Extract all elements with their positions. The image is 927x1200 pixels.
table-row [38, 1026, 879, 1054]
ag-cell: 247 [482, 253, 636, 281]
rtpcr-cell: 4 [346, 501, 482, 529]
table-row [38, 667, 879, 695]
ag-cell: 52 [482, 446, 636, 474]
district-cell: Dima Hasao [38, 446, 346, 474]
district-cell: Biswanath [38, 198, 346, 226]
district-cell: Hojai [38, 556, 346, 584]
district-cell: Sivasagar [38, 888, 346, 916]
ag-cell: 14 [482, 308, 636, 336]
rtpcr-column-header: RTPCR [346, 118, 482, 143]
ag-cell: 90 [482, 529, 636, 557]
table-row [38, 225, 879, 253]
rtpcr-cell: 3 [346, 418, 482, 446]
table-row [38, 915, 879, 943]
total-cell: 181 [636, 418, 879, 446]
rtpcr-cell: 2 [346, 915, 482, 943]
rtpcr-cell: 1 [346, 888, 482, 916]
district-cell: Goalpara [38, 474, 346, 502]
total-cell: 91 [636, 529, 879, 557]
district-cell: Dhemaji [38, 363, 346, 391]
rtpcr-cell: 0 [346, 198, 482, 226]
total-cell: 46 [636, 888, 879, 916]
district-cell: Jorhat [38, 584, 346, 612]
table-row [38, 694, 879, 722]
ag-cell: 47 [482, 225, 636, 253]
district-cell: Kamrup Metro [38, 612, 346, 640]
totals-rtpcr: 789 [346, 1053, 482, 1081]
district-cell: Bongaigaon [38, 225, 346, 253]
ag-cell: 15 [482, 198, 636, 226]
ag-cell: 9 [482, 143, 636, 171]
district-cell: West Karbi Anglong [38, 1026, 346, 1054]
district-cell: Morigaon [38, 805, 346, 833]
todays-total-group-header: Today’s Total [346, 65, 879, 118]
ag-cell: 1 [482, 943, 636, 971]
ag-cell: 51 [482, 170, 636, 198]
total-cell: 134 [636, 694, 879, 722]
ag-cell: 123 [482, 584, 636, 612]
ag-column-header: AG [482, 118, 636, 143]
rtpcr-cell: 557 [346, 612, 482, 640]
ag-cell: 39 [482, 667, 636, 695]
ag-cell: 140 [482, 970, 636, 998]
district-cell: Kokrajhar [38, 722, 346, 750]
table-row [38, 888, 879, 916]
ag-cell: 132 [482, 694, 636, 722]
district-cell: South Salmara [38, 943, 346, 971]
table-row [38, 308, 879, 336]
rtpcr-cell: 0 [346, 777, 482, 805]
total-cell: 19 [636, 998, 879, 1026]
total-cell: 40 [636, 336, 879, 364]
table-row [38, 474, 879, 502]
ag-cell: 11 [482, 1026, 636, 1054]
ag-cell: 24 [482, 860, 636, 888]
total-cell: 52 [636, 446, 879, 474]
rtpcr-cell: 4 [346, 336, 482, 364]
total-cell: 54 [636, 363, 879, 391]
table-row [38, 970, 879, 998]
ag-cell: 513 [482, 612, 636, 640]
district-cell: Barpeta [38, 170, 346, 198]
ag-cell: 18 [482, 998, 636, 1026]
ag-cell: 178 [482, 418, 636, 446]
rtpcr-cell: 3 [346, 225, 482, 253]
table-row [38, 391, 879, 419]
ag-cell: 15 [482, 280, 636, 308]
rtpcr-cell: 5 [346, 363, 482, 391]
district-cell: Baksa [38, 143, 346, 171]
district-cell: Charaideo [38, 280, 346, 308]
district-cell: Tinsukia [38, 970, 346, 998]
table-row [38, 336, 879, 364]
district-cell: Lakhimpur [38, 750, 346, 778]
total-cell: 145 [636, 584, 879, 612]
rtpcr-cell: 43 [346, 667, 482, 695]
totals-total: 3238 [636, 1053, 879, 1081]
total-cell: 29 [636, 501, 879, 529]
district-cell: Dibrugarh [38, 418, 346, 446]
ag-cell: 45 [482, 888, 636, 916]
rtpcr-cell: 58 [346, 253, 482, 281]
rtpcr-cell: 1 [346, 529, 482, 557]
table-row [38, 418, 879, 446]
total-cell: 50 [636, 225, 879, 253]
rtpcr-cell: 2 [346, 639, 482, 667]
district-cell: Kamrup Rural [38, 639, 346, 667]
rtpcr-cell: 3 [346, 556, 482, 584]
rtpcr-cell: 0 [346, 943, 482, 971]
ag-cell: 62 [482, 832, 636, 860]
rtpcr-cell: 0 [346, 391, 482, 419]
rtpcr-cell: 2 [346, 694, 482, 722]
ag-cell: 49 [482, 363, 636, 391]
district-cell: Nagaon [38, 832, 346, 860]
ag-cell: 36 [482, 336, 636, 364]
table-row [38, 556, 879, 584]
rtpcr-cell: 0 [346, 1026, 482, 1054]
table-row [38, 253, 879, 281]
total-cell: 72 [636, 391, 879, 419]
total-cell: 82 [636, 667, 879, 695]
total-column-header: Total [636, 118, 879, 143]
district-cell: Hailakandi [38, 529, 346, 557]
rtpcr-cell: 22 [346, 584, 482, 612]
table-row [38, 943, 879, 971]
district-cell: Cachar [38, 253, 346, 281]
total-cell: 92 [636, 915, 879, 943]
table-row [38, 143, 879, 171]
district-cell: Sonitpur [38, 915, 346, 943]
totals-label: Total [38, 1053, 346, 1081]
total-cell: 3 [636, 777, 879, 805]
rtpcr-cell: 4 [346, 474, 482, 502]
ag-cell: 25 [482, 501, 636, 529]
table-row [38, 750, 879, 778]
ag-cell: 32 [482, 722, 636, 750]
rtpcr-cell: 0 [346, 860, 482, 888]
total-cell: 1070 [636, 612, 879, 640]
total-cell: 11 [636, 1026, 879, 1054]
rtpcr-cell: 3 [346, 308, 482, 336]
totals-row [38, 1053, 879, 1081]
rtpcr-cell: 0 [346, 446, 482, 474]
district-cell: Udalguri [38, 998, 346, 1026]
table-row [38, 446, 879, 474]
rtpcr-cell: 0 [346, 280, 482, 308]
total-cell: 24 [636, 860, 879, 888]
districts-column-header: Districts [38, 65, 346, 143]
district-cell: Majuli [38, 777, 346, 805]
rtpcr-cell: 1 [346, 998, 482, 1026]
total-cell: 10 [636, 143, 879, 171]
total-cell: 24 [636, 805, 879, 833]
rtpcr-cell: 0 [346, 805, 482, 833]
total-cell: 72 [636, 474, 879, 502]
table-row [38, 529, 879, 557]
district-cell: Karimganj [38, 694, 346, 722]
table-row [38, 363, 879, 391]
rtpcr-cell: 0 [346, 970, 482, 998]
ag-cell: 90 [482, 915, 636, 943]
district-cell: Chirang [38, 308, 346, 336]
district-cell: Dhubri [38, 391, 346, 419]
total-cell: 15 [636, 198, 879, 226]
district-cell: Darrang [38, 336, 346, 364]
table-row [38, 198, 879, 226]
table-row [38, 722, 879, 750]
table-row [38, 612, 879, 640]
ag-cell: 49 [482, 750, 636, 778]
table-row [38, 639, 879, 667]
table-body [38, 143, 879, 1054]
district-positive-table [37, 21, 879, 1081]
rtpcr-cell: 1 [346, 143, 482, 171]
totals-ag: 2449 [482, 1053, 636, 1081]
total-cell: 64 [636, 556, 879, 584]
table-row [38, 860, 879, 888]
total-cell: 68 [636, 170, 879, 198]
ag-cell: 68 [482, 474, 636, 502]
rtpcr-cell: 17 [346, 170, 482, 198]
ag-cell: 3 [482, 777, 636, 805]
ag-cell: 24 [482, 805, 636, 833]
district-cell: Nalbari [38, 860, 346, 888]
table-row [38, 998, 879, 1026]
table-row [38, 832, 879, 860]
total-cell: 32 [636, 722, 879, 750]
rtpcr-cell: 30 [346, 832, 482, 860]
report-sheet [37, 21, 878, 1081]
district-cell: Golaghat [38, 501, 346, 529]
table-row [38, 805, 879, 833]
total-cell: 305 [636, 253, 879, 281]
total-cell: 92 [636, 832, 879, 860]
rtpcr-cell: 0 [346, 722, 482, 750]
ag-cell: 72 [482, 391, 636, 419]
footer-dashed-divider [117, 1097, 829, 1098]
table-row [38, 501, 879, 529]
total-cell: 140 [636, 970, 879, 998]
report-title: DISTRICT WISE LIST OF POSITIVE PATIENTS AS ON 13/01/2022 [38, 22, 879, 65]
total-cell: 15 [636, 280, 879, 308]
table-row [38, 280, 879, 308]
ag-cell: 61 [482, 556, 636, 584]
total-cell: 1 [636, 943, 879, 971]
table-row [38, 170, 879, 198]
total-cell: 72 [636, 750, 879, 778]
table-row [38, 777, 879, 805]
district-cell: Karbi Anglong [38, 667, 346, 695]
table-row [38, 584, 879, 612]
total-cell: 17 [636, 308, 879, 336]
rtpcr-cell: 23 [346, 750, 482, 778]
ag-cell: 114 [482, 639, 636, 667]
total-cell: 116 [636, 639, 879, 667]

#### [Problem to solve]
Look through the entries and return each line that has the word "Kamrup" in it.

#### [Response to this exercise]
district-cell: Kamrup Metro [38, 612, 346, 640]
district-cell: Kamrup Rural [38, 639, 346, 667]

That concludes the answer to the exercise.